>>

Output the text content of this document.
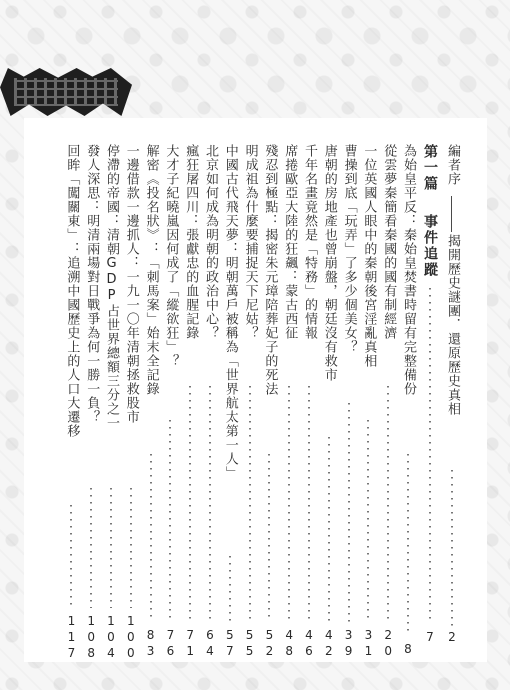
編者序
揭開歷史謎團．還原歷史真相
2
第一篇
事件追蹤
7
為始皇平反：秦始皇焚書時留有完整備份
8
從雲夢秦簡看秦國的國有制經濟
20
一位英國人眼中的秦朝後宮淫亂真相
31
曹操到底「玩弄」了多少個美女？
39
唐朝的房地產也曾崩盤，朝廷沒有救市
42
千年名畫竟然是「特務」的情報
46
席捲歐亞大陸的狂飆：蒙古西征
48
殘忍到極點：揭密朱元璋陪葬妃子的死法
52
明成祖為什麼要捕捉天下尼姑？
55
中國古代飛天夢：明朝萬戶被稱為「世界航太第一人」
57
北京如何成為明朝的政治中心？
64
瘋狂屠四川：張獻忠的血腥記錄
71
大才子紀曉嵐因何成了「縱欲狂」？
76
解密《投名狀》：「刺馬案」始末全記錄
83
一邊借款一邊抓人：一九一〇年清朝拯救股市
100
停滯的帝國：清朝GDP占世界總額三分之一
104
發人深思：明清兩場對日戰爭為何一勝一負？
108
回眸「闖關東」：追溯中國歷史上的人口大遷移
117
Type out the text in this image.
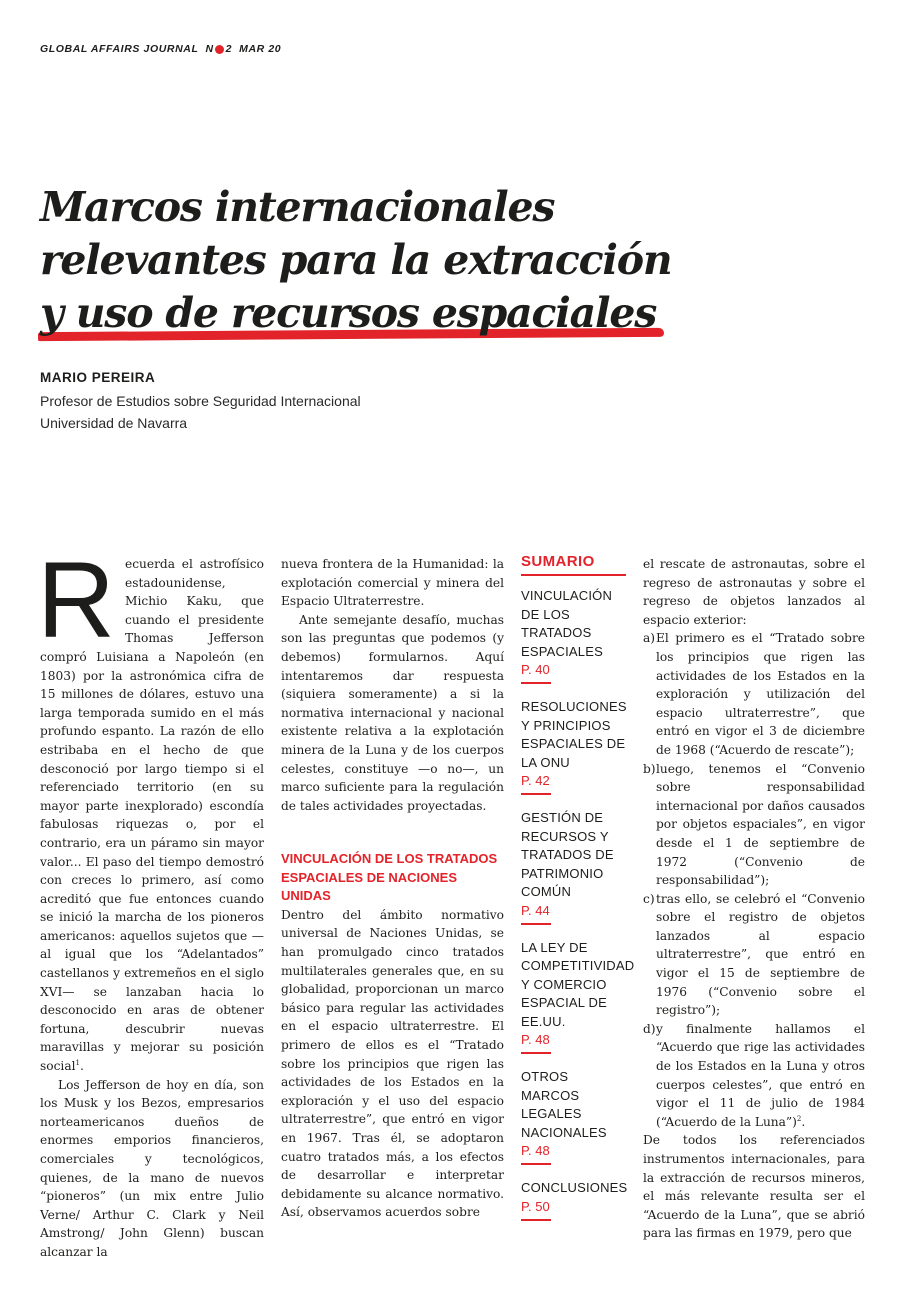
GLOBAL AFFAIRS JOURNAL N 2 MAR 20
Marcos internacionales
relevantes para la extracción
y uso de recursos espaciales
MARIO PEREIRA
Profesor de Estudios sobre Seguridad Internacional
Universidad de Navarra

Recuerda el astrofísico estadounidense, Michio Kaku, que cuando el presidente Thomas Jefferson compró Luisiana a Napoleón (en 1803) por la astronómica cifra de 15 millones de dólares, estuvo una larga temporada sumido en el más profundo espanto. La razón de ello estribaba en el hecho de que desconoció por largo tiempo si el referenciado territorio (en su mayor parte inexplorado) escondía fabulosas riquezas o, por el contrario, era un páramo sin mayor valor... El paso del tiempo demostró con creces lo primero, así como acreditó que fue entonces cuando se inició la marcha de los pioneros americanos: aquellos sujetos que —al igual que los “Adelantados” castellanos y extremeños en el siglo XVI— se lanzaban hacia lo desconocido en aras de obtener fortuna, descubrir nuevas maravillas y mejorar su posición social$^1$.

Los Jefferson de hoy en día, son los Musk y los Bezos, empresarios norteamericanos dueños de enormes emporios financieros, comerciales y tecnológicos, quienes, de la mano de nuevos “pioneros” (un mix entre Julio Verne/ Arthur C. Clark y Neil Amstrong/ John Glenn) buscan alcanzar la

nueva frontera de la Humanidad: la explotación comercial y minera del Espacio Ultraterrestre.

Ante semejante desafío, muchas son las preguntas que podemos (y debemos) formularnos. Aquí intentaremos dar respuesta (siquiera someramente) a si la normativa internacional y nacional existente relativa a la explotación minera de la Luna y de los cuerpos celestes, constituye —o no—, un marco suficiente para la regulación de tales actividades proyectadas.

VINCULACIÓN DE LOS TRATADOS ESPACIALES DE NACIONES UNIDAS

Dentro del ámbito normativo universal de Naciones Unidas, se han promulgado cinco tratados multilaterales generales que, en su globalidad, proporcionan un marco básico para regular las actividades en el espacio ultraterrestre. El primero de ellos es el “Tratado sobre los principios que rigen las actividades de los Estados en la exploración y el uso del espacio ultraterrestre”, que entró en vigor en 1967. Tras él, se adoptaron cuatro tratados más, a los efectos de desarrollar e interpretar debidamente su alcance normativo. Así, observamos acuerdos sobre

SUMARIO
VINCULACIÓN DE LOS TRATADOS ESPACIALES
P. 40
RESOLUCIONES Y PRINCIPIOS ESPACIALES DE LA ONU
P. 42
GESTIÓN DE RECURSOS Y TRATADOS DE PATRIMONIO COMÚN
P. 44
LA LEY DE COMPETITIVIDAD Y COMERCIO ESPACIAL DE EE.UU.
P. 48
OTROS MARCOS LEGALES NACIONALES
P. 48
CONCLUSIONES
P. 50

el rescate de astronautas, sobre el regreso de astronautas y sobre el regreso de objetos lanzados al espacio exterior:

a) El primero es el “Tratado sobre los principios que rigen las actividades de los Estados en la exploración y utilización del espacio ultraterrestre”, que entró en vigor el 3 de diciembre de 1968 (“Acuerdo de rescate”);
b) luego, tenemos el “Convenio sobre responsabilidad internacional por daños causados por objetos espaciales”, en vigor desde el 1 de septiembre de 1972 (“Convenio de responsabilidad”);
c) tras ello, se celebró el “Convenio sobre el registro de objetos lanzados al espacio ultraterrestre”, que entró en vigor el 15 de septiembre de 1976 (“Convenio sobre el registro”);
d) y finalmente hallamos el “Acuerdo que rige las actividades de los Estados en la Luna y otros cuerpos celestes”, que entró en vigor el 11 de julio de 1984 (“Acuerdo de la Luna”)$^2$.

De todos los referenciados instrumentos internacionales, para la extracción de recursos mineros, el más relevante resulta ser el “Acuerdo de la Luna”, que se abrió para las firmas en 1979, pero que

<<

*Work to be completed:* Copy all the records above exactly, but leave out the pictures.

*Output below:*
Output the text content of this document.
編者序
揭開歷史謎團．還原歷史真相
2
第一篇
事件追蹤
7
為始皇平反：秦始皇焚書時留有完整備份
8
從雲夢秦簡看秦國的國有制經濟
20
一位英國人眼中的秦朝後宮淫亂真相
31
曹操到底「玩弄」了多少個美女？
39
唐朝的房地產也曾崩盤，朝廷沒有救市
42
千年名畫竟然是「特務」的情報
46
席捲歐亞大陸的狂飆：蒙古西征
48
殘忍到極點：揭密朱元璋陪葬妃子的死法
52
明成祖為什麼要捕捉天下尼姑？
55
中國古代飛天夢：明朝萬戶被稱為「世界航太第一人」
57
北京如何成為明朝的政治中心？
64
瘋狂屠四川：張獻忠的血腥記錄
71
大才子紀曉嵐因何成了「縱欲狂」？
76
解密《投名狀》：「刺馬案」始末全記錄
83
一邊借款一邊抓人：一九一〇年清朝拯救股市
100
停滯的帝國：清朝GDP占世界總額三分之一
104
發人深思：明清兩場對日戰爭為何一勝一負？
108
回眸「闖關東」：追溯中國歷史上的人口大遷移
117
Type out the text in this image.
GLOBAL AFFAIRS JOURNAL N 2 MAR 20
Marcos internacionales
relevantes para la extracción
y uso de recursos espaciales
MARIO PEREIRA
Profesor de Estudios sobre Seguridad Internacional
Universidad de Navarra

Recuerda el astrofísico estadounidense, Michio Kaku, que cuando el presidente Thomas Jefferson compró Luisiana a Napoleón (en 1803) por la astronómica cifra de 15 millones de dólares, estuvo una larga temporada sumido en el más profundo espanto. La razón de ello estribaba en el hecho de que desconoció por largo tiempo si el referenciado territorio (en su mayor parte inexplorado) escondía fabulosas riquezas o, por el contrario, era un páramo sin mayor valor... El paso del tiempo demostró con creces lo primero, así como acreditó que fue entonces cuando se inició la marcha de los pioneros americanos: aquellos sujetos que —al igual que los “Adelantados” castellanos y extremeños en el siglo XVI— se lanzaban hacia lo desconocido en aras de obtener fortuna, descubrir nuevas maravillas y mejorar su posición social$^1$.

Los Jefferson de hoy en día, son los Musk y los Bezos, empresarios norteamericanos dueños de enormes emporios financieros, comerciales y tecnológicos, quienes, de la mano de nuevos “pioneros” (un mix entre Julio Verne/ Arthur C. Clark y Neil Amstrong/ John Glenn) buscan alcanzar la

nueva frontera de la Humanidad: la explotación comercial y minera del Espacio Ultraterrestre.

Ante semejante desafío, muchas son las preguntas que podemos (y debemos) formularnos. Aquí intentaremos dar respuesta (siquiera someramente) a si la normativa internacional y nacional existente relativa a la explotación minera de la Luna y de los cuerpos celestes, constituye —o no—, un marco suficiente para la regulación de tales actividades proyectadas.

VINCULACIÓN DE LOS TRATADOS ESPACIALES DE NACIONES UNIDAS

Dentro del ámbito normativo universal de Naciones Unidas, se han promulgado cinco tratados multilaterales generales que, en su globalidad, proporcionan un marco básico para regular las actividades en el espacio ultraterrestre. El primero de ellos es el “Tratado sobre los principios que rigen las actividades de los Estados en la exploración y el uso del espacio ultraterrestre”, que entró en vigor en 1967. Tras él, se adoptaron cuatro tratados más, a los efectos de desarrollar e interpretar debidamente su alcance normativo. Así, observamos acuerdos sobre

SUMARIO
VINCULACIÓN DE LOS TRATADOS ESPACIALES
P. 40
RESOLUCIONES Y PRINCIPIOS ESPACIALES DE LA ONU
P. 42
GESTIÓN DE RECURSOS Y TRATADOS DE PATRIMONIO COMÚN
P. 44
LA LEY DE COMPETITIVIDAD Y COMERCIO ESPACIAL DE EE.UU.
P. 48
OTROS MARCOS LEGALES NACIONALES
P. 48
CONCLUSIONES
P. 50

el rescate de astronautas, sobre el regreso de astronautas y sobre el regreso de objetos lanzados al espacio exterior:

a) El primero es el “Tratado sobre los principios que rigen las actividades de los Estados en la exploración y utilización del espacio ultraterrestre”, que entró en vigor el 3 de diciembre de 1968 (“Acuerdo de rescate”);
b) luego, tenemos el “Convenio sobre responsabilidad internacional por daños causados por objetos espaciales”, en vigor desde el 1 de septiembre de 1972 (“Convenio de responsabilidad”);
c) tras ello, se celebró el “Convenio sobre el registro de objetos lanzados al espacio ultraterrestre”, que entró en vigor el 15 de septiembre de 1976 (“Convenio sobre el registro”);
d) y finalmente hallamos el “Acuerdo que rige las actividades de los Estados en la Luna y otros cuerpos celestes”, que entró en vigor el 11 de julio de 1984 (“Acuerdo de la Luna”)$^2$.

De todos los referenciados instrumentos internacionales, para la extracción de recursos mineros, el más relevante resulta ser el “Acuerdo de la Luna”, que se abrió para las firmas en 1979, pero que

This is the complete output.